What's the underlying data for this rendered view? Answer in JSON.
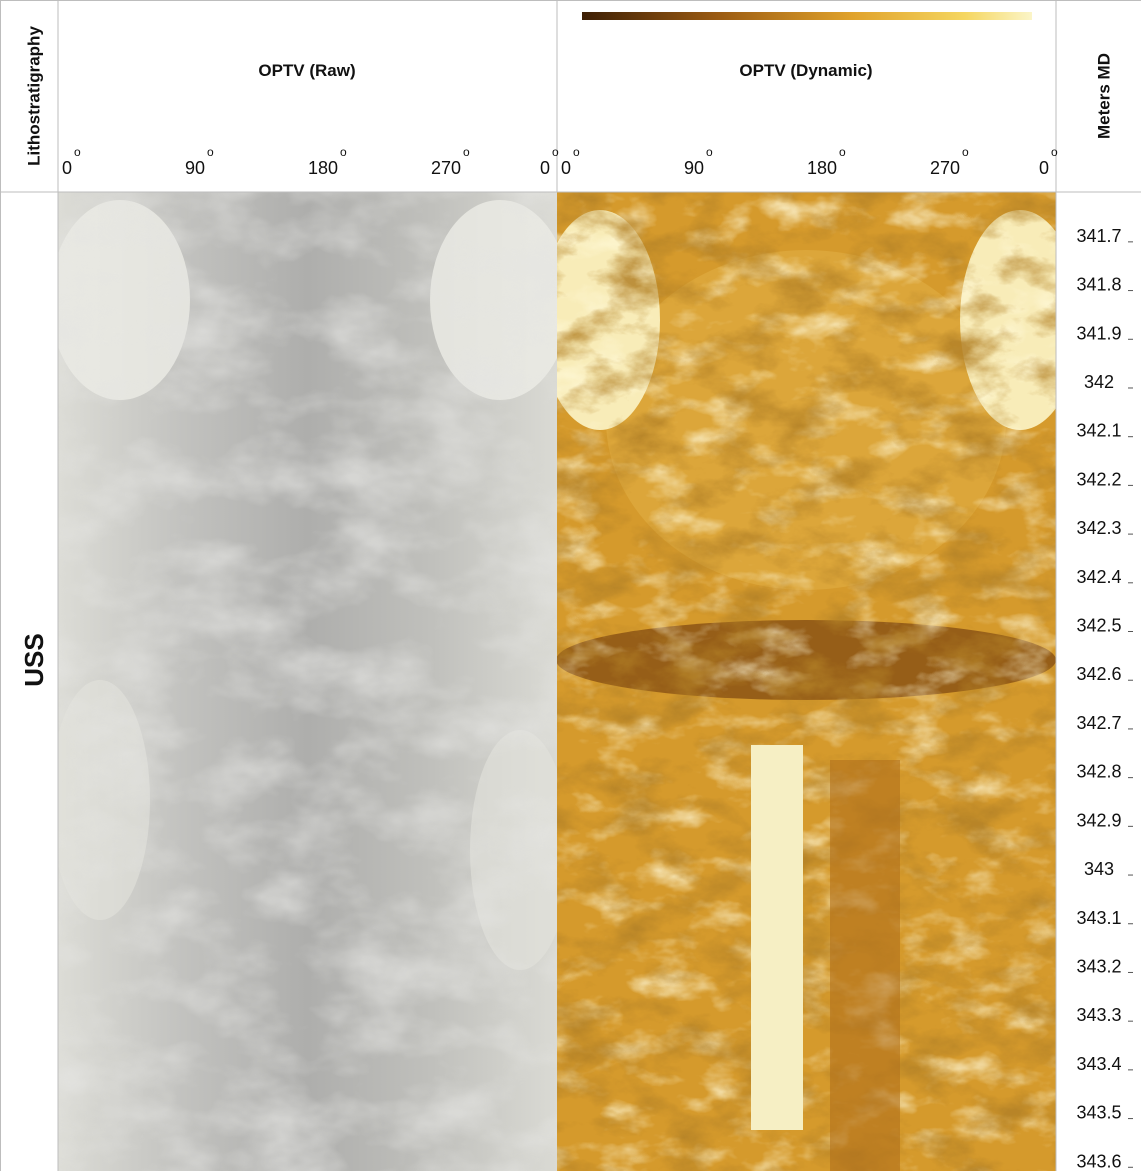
{
  "columns": {
    "lithostratigraphy": "Lithostratigraphy",
    "raw": "OPTV (Raw)",
    "dynamic": "OPTV (Dynamic)",
    "depth": "Meters MD"
  },
  "unit": "USS",
  "azimuth_labels": [
    "0",
    "90",
    "180",
    "270",
    "0"
  ],
  "degree_mark": "o",
  "depth_axis": {
    "range": [
      341.612,
      343.622
    ],
    "ticks": [
      341.7,
      341.8,
      341.9,
      342,
      342.1,
      342.2,
      342.3,
      342.4,
      342.5,
      342.6,
      342.7,
      342.8,
      342.9,
      343,
      343.1,
      343.2,
      343.3,
      343.4,
      343.5,
      343.6
    ]
  }
}
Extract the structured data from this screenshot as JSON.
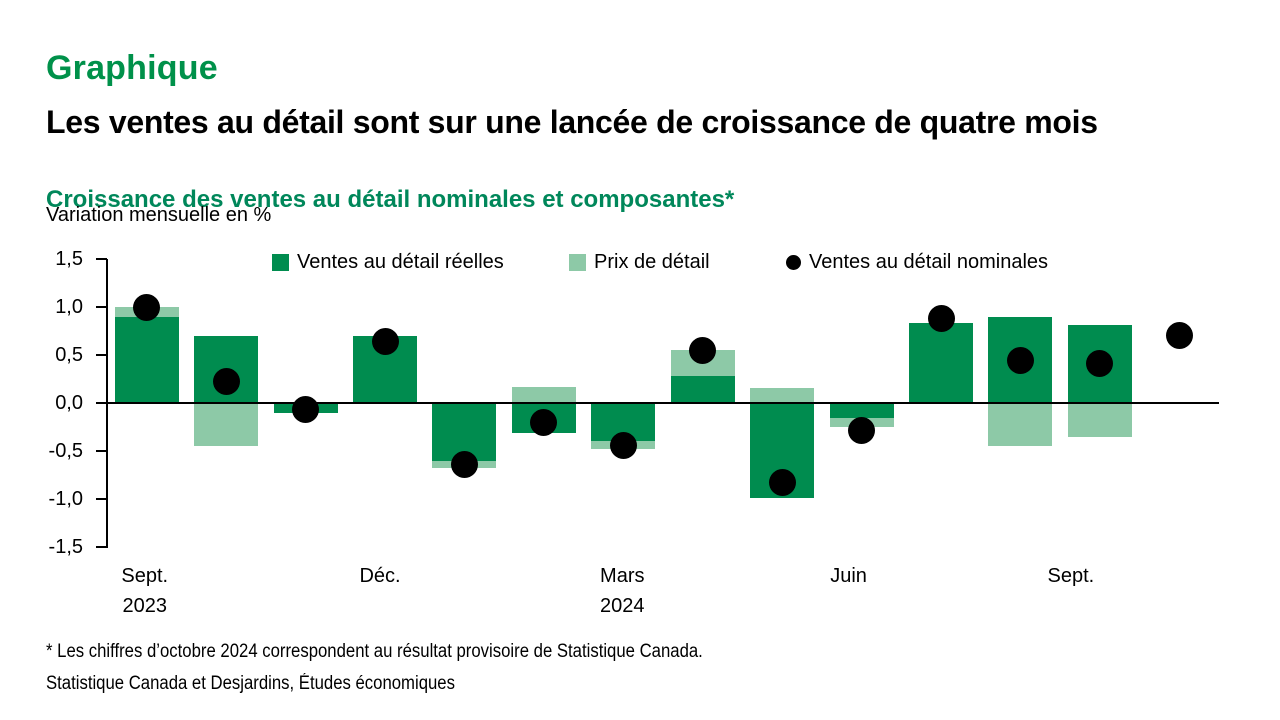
{
  "header": {
    "kicker": "Graphique",
    "title": "Les ventes au détail sont sur une lancée de croissance de quatre mois"
  },
  "footnote": "* Les chiffres d’octobre 2024 correspondent au résultat provisoire de Statistique Canada.",
  "source": "Statistique Canada et Desjardins, Études économiques",
  "colors": {
    "kicker_green": "#00914A",
    "chart_title_green": "#00875A",
    "real_bar_green": "#008C4F",
    "price_bar_green": "#8DC9A7",
    "nominal_dot_black": "#000000"
  },
  "chart_data": {
    "type": "bar",
    "subtype": "stacked bars with scatter points",
    "title": "Croissance des ventes au détail nominales et composantes*",
    "units_label": "Variation mensuelle en %",
    "ylim": [
      -1.5,
      1.5
    ],
    "ytick_step": 0.5,
    "y_ticklabels": [
      "1,5",
      "1,0",
      "0,5",
      "0,0",
      "-0,5",
      "-1,0",
      "-1,5"
    ],
    "grid": "off",
    "legend_position": "top",
    "n_slots": 14,
    "series": [
      {
        "name": "Ventes au détail réelles",
        "type": "bar",
        "color": "#008C4F",
        "values": [
          0.9,
          0.7,
          -0.1,
          0.7,
          -0.6,
          -0.31,
          -0.4,
          0.28,
          -0.99,
          -0.16,
          0.83,
          0.9,
          0.81,
          null
        ]
      },
      {
        "name": "Prix de détail",
        "type": "bar",
        "color": "#8DC9A7",
        "values": [
          0.1,
          -0.45,
          0,
          0,
          -0.08,
          0.17,
          -0.08,
          0.27,
          0.16,
          -0.09,
          0,
          -0.45,
          -0.35,
          null
        ]
      },
      {
        "name": "Ventes au détail nominales",
        "type": "point",
        "color": "#000000",
        "values": [
          1.0,
          0.22,
          -0.07,
          0.64,
          -0.64,
          -0.2,
          -0.44,
          0.55,
          -0.83,
          -0.29,
          0.88,
          0.44,
          0.41,
          0.7
        ]
      }
    ],
    "x_ticks": [
      {
        "slot": 0,
        "lines": [
          "Sept.",
          "2023"
        ]
      },
      {
        "slot": 3,
        "lines": [
          "Déc."
        ]
      },
      {
        "slot": 6,
        "lines": [
          "Mars",
          "2024"
        ]
      },
      {
        "slot": 9,
        "lines": [
          "Juin"
        ]
      },
      {
        "slot": 12,
        "lines": [
          "Sept."
        ]
      }
    ]
  }
}
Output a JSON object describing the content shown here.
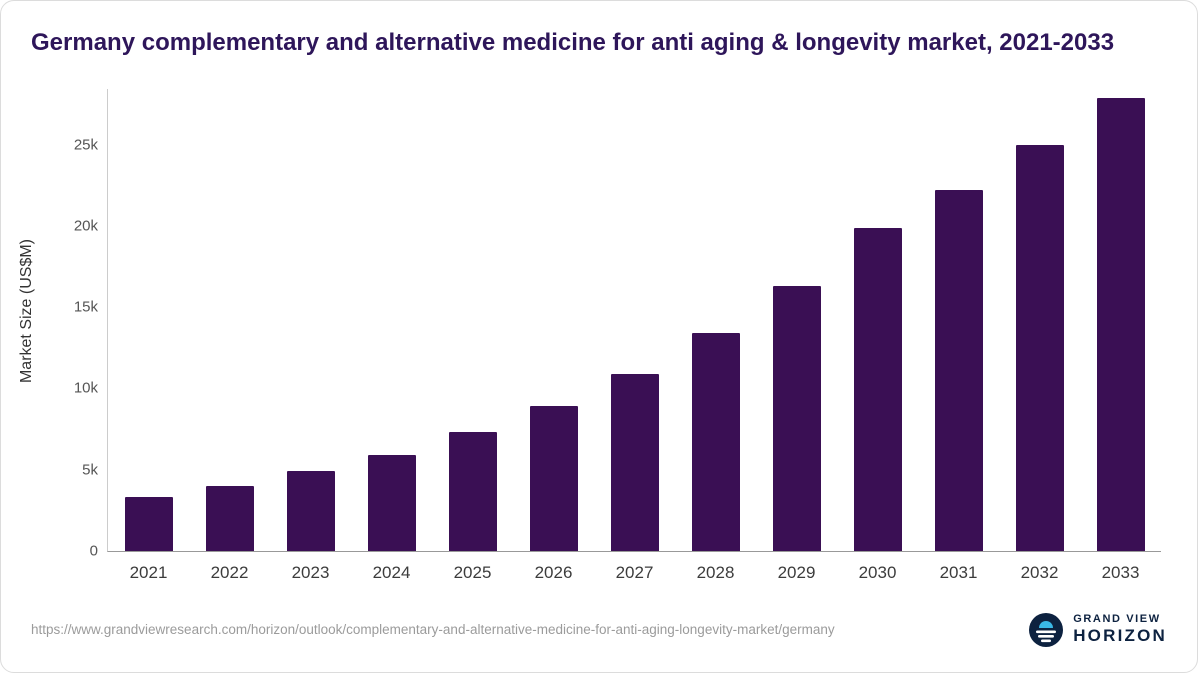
{
  "title": "Germany complementary and alternative medicine for anti aging & longevity market, 2021-2033",
  "chart_data": {
    "type": "bar",
    "categories": [
      "2021",
      "2022",
      "2023",
      "2024",
      "2025",
      "2026",
      "2027",
      "2028",
      "2029",
      "2030",
      "2031",
      "2032",
      "2033"
    ],
    "values": [
      3300,
      4000,
      4900,
      5900,
      7300,
      8900,
      10900,
      13400,
      16300,
      19900,
      22200,
      25000,
      27900
    ],
    "title": "Germany complementary and alternative medicine for anti aging & longevity market, 2021-2033",
    "xlabel": "",
    "ylabel": "Market Size (US$M)",
    "ylim": [
      0,
      28400
    ],
    "y_ticks": [
      {
        "label": "0",
        "value": 0
      },
      {
        "label": "5k",
        "value": 5000
      },
      {
        "label": "10k",
        "value": 10000
      },
      {
        "label": "15k",
        "value": 15000
      },
      {
        "label": "20k",
        "value": 20000
      },
      {
        "label": "25k",
        "value": 25000
      }
    ],
    "grid": false,
    "legend": false,
    "bar_color": "#3a0f54"
  },
  "footer": {
    "source_url": "https://www.grandviewresearch.com/horizon/outlook/complementary-and-alternative-medicine-for-anti-aging-longevity-market/germany",
    "logo": {
      "line1": "GRAND VIEW",
      "line2": "HORIZON"
    }
  },
  "colors": {
    "bar": "#3a0f54",
    "title": "#2e165a",
    "axis_text": "#555555",
    "footer_text": "#9b9b9b",
    "logo_navy": "#0d2240",
    "logo_blue": "#3ab8e6"
  }
}
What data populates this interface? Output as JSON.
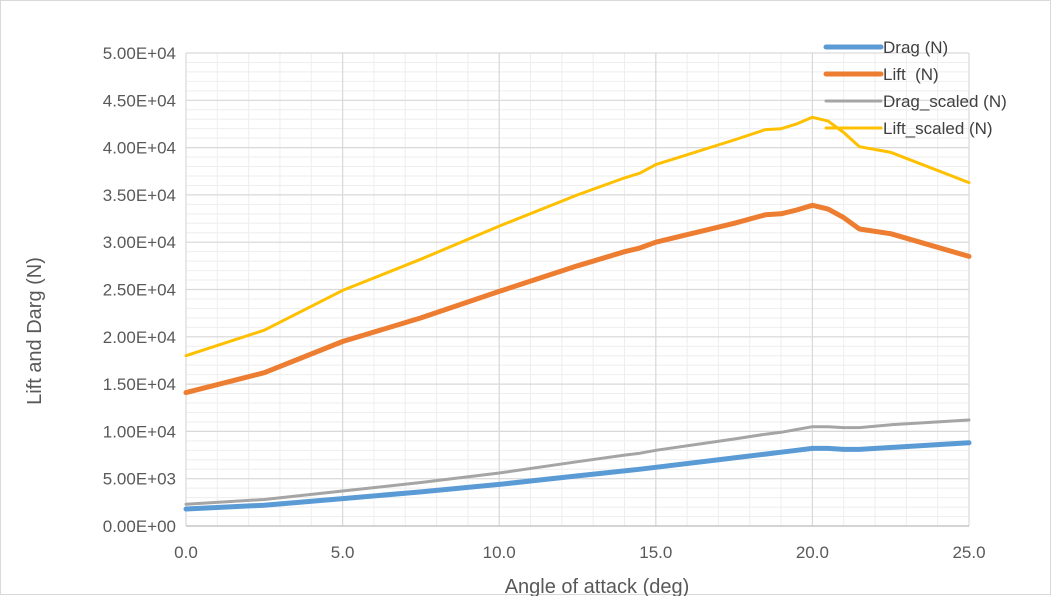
{
  "chart_data": {
    "type": "line",
    "xlabel": "Angle of attack (deg)",
    "ylabel": "Lift and Darg (N)",
    "xlim": [
      0,
      25
    ],
    "ylim": [
      0,
      50000
    ],
    "x_ticks": [
      "0.0",
      "5.0",
      "10.0",
      "15.0",
      "20.0",
      "25.0"
    ],
    "y_ticks": [
      "0.00E+00",
      "5.00E+03",
      "1.00E+04",
      "1.50E+04",
      "2.00E+04",
      "2.50E+04",
      "3.00E+04",
      "3.50E+04",
      "4.00E+04",
      "4.50E+04",
      "5.00E+04"
    ],
    "grid": {
      "major": true,
      "minor": true
    },
    "legend_position": "top-right",
    "series": [
      {
        "name": "Drag (N)",
        "color": "#5b9bd5",
        "width": 5,
        "x": [
          0,
          2.5,
          5,
          7.5,
          10,
          12.5,
          14.5,
          15,
          17.5,
          18.5,
          19,
          19.5,
          20,
          20.5,
          21,
          21.5,
          22.5,
          25
        ],
        "y": [
          1800,
          2200,
          2900,
          3600,
          4400,
          5300,
          6000,
          6200,
          7200,
          7600,
          7800,
          8000,
          8200,
          8200,
          8100,
          8100,
          8300,
          8800
        ]
      },
      {
        "name": "Lift  (N)",
        "color": "#ed7d31",
        "width": 5,
        "x": [
          0,
          2.5,
          5,
          7.5,
          10,
          12.5,
          14,
          14.5,
          15,
          17.5,
          18.5,
          19,
          19.5,
          20,
          20.5,
          21,
          21.5,
          22.5,
          25
        ],
        "y": [
          14100,
          16200,
          19500,
          22000,
          24800,
          27500,
          29000,
          29400,
          30000,
          32000,
          32900,
          33000,
          33400,
          33900,
          33500,
          32600,
          31400,
          30900,
          28500
        ]
      },
      {
        "name": "Drag_scaled (N)",
        "color": "#a5a5a5",
        "width": 3,
        "x": [
          0,
          2.5,
          5,
          7.5,
          10,
          12.5,
          14,
          14.5,
          15,
          17.5,
          18.5,
          19,
          19.5,
          20,
          20.5,
          21,
          21.5,
          22.5,
          25
        ],
        "y": [
          2300,
          2800,
          3700,
          4600,
          5600,
          6800,
          7500,
          7700,
          8000,
          9200,
          9700,
          9900,
          10200,
          10500,
          10500,
          10400,
          10400,
          10700,
          11200
        ]
      },
      {
        "name": "Lift_scaled (N)",
        "color": "#ffc000",
        "width": 3,
        "x": [
          0,
          2.5,
          5,
          7.5,
          10,
          12.5,
          14,
          14.5,
          15,
          17.5,
          18.5,
          19,
          19.5,
          20,
          20.5,
          21,
          21.5,
          22.5,
          25
        ],
        "y": [
          18000,
          20700,
          24900,
          28200,
          31700,
          35000,
          36800,
          37300,
          38200,
          40800,
          41900,
          42000,
          42500,
          43200,
          42800,
          41600,
          40100,
          39500,
          36300
        ]
      }
    ]
  }
}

________

Omitting all images, print the listing exactly.

What's the underlying data for this rendered view? Answer in JSON.
{
  "columns": {
    "lithostratigraphy": "Lithostratigraphy",
    "raw": "OPTV (Raw)",
    "dynamic": "OPTV (Dynamic)",
    "depth": "Meters MD"
  },
  "unit": "USS",
  "azimuth_labels": [
    "0",
    "90",
    "180",
    "270",
    "0"
  ],
  "degree_mark": "o",
  "depth_axis": {
    "range": [
      341.612,
      343.622
    ],
    "ticks": [
      341.7,
      341.8,
      341.9,
      342,
      342.1,
      342.2,
      342.3,
      342.4,
      342.5,
      342.6,
      342.7,
      342.8,
      342.9,
      343,
      343.1,
      343.2,
      343.3,
      343.4,
      343.5,
      343.6
    ]
  }
}
Extract the structured data from this screenshot as JSON.
{
  "header": {
    "kicker": "Graphique",
    "title": "Les ventes au détail sont sur une lancée de croissance de quatre mois"
  },
  "footnote": "* Les chiffres d’octobre 2024 correspondent au résultat provisoire de Statistique Canada.",
  "source": "Statistique Canada et Desjardins, Études économiques",
  "colors": {
    "kicker_green": "#00914A",
    "chart_title_green": "#00875A",
    "real_bar_green": "#008C4F",
    "price_bar_green": "#8DC9A7",
    "nominal_dot_black": "#000000"
  },
  "chart_data": {
    "type": "bar",
    "subtype": "stacked bars with scatter points",
    "title": "Croissance des ventes au détail nominales et composantes*",
    "units_label": "Variation mensuelle en %",
    "ylim": [
      -1.5,
      1.5
    ],
    "ytick_step": 0.5,
    "y_ticklabels": [
      "1,5",
      "1,0",
      "0,5",
      "0,0",
      "-0,5",
      "-1,0",
      "-1,5"
    ],
    "grid": "off",
    "legend_position": "top",
    "n_slots": 14,
    "series": [
      {
        "name": "Ventes au détail réelles",
        "type": "bar",
        "color": "#008C4F",
        "values": [
          0.9,
          0.7,
          -0.1,
          0.7,
          -0.6,
          -0.31,
          -0.4,
          0.28,
          -0.99,
          -0.16,
          0.83,
          0.9,
          0.81,
          null
        ]
      },
      {
        "name": "Prix de détail",
        "type": "bar",
        "color": "#8DC9A7",
        "values": [
          0.1,
          -0.45,
          0,
          0,
          -0.08,
          0.17,
          -0.08,
          0.27,
          0.16,
          -0.09,
          0,
          -0.45,
          -0.35,
          null
        ]
      },
      {
        "name": "Ventes au détail nominales",
        "type": "point",
        "color": "#000000",
        "values": [
          1.0,
          0.22,
          -0.07,
          0.64,
          -0.64,
          -0.2,
          -0.44,
          0.55,
          -0.83,
          -0.29,
          0.88,
          0.44,
          0.41,
          0.7
        ]
      }
    ],
    "x_ticks": [
      {
        "slot": 0,
        "lines": [
          "Sept.",
          "2023"
        ]
      },
      {
        "slot": 3,
        "lines": [
          "Déc."
        ]
      },
      {
        "slot": 6,
        "lines": [
          "Mars",
          "2024"
        ]
      },
      {
        "slot": 9,
        "lines": [
          "Juin"
        ]
      },
      {
        "slot": 12,
        "lines": [
          "Sept."
        ]
      }
    ]
  }
}
Output a JSON object describing the content shown here.
{
  "title": "Germany complementary and alternative medicine for anti aging & longevity market, 2021-2033",
  "chart_data": {
    "type": "bar",
    "categories": [
      "2021",
      "2022",
      "2023",
      "2024",
      "2025",
      "2026",
      "2027",
      "2028",
      "2029",
      "2030",
      "2031",
      "2032",
      "2033"
    ],
    "values": [
      3300,
      4000,
      4900,
      5900,
      7300,
      8900,
      10900,
      13400,
      16300,
      19900,
      22200,
      25000,
      27900
    ],
    "title": "Germany complementary and alternative medicine for anti aging & longevity market, 2021-2033",
    "xlabel": "",
    "ylabel": "Market Size (US$M)",
    "ylim": [
      0,
      28400
    ],
    "y_ticks": [
      {
        "label": "0",
        "value": 0
      },
      {
        "label": "5k",
        "value": 5000
      },
      {
        "label": "10k",
        "value": 10000
      },
      {
        "label": "15k",
        "value": 15000
      },
      {
        "label": "20k",
        "value": 20000
      },
      {
        "label": "25k",
        "value": 25000
      }
    ],
    "grid": false,
    "legend": false,
    "bar_color": "#3a0f54"
  },
  "footer": {
    "source_url": "https://www.grandviewresearch.com/horizon/outlook/complementary-and-alternative-medicine-for-anti-aging-longevity-market/germany",
    "logo": {
      "line1": "GRAND VIEW",
      "line2": "HORIZON"
    }
  },
  "colors": {
    "bar": "#3a0f54",
    "title": "#2e165a",
    "axis_text": "#555555",
    "footer_text": "#9b9b9b",
    "logo_navy": "#0d2240",
    "logo_blue": "#3ab8e6"
  }
}
What data populates this interface? Output as JSON.
{
  "chart_data": {
    "type": "line",
    "xlabel": "Angle of attack (deg)",
    "ylabel": "Lift and Darg (N)",
    "xlim": [
      0,
      25
    ],
    "ylim": [
      0,
      50000
    ],
    "x_ticks": [
      "0.0",
      "5.0",
      "10.0",
      "15.0",
      "20.0",
      "25.0"
    ],
    "y_ticks": [
      "0.00E+00",
      "5.00E+03",
      "1.00E+04",
      "1.50E+04",
      "2.00E+04",
      "2.50E+04",
      "3.00E+04",
      "3.50E+04",
      "4.00E+04",
      "4.50E+04",
      "5.00E+04"
    ],
    "grid": {
      "major": true,
      "minor": true
    },
    "legend_position": "top-right",
    "series": [
      {
        "name": "Drag (N)",
        "color": "#5b9bd5",
        "width": 5,
        "x": [
          0,
          2.5,
          5,
          7.5,
          10,
          12.5,
          14.5,
          15,
          17.5,
          18.5,
          19,
          19.5,
          20,
          20.5,
          21,
          21.5,
          22.5,
          25
        ],
        "y": [
          1800,
          2200,
          2900,
          3600,
          4400,
          5300,
          6000,
          6200,
          7200,
          7600,
          7800,
          8000,
          8200,
          8200,
          8100,
          8100,
          8300,
          8800
        ]
      },
      {
        "name": "Lift  (N)",
        "color": "#ed7d31",
        "width": 5,
        "x": [
          0,
          2.5,
          5,
          7.5,
          10,
          12.5,
          14,
          14.5,
          15,
          17.5,
          18.5,
          19,
          19.5,
          20,
          20.5,
          21,
          21.5,
          22.5,
          25
        ],
        "y": [
          14100,
          16200,
          19500,
          22000,
          24800,
          27500,
          29000,
          29400,
          30000,
          32000,
          32900,
          33000,
          33400,
          33900,
          33500,
          32600,
          31400,
          30900,
          28500
        ]
      },
      {
        "name": "Drag_scaled (N)",
        "color": "#a5a5a5",
        "width": 3,
        "x": [
          0,
          2.5,
          5,
          7.5,
          10,
          12.5,
          14,
          14.5,
          15,
          17.5,
          18.5,
          19,
          19.5,
          20,
          20.5,
          21,
          21.5,
          22.5,
          25
        ],
        "y": [
          2300,
          2800,
          3700,
          4600,
          5600,
          6800,
          7500,
          7700,
          8000,
          9200,
          9700,
          9900,
          10200,
          10500,
          10500,
          10400,
          10400,
          10700,
          11200
        ]
      },
      {
        "name": "Lift_scaled (N)",
        "color": "#ffc000",
        "width": 3,
        "x": [
          0,
          2.5,
          5,
          7.5,
          10,
          12.5,
          14,
          14.5,
          15,
          17.5,
          18.5,
          19,
          19.5,
          20,
          20.5,
          21,
          21.5,
          22.5,
          25
        ],
        "y": [
          18000,
          20700,
          24900,
          28200,
          31700,
          35000,
          36800,
          37300,
          38200,
          40800,
          41900,
          42000,
          42500,
          43200,
          42800,
          41600,
          40100,
          39500,
          36300
        ]
      }
    ]
  }
}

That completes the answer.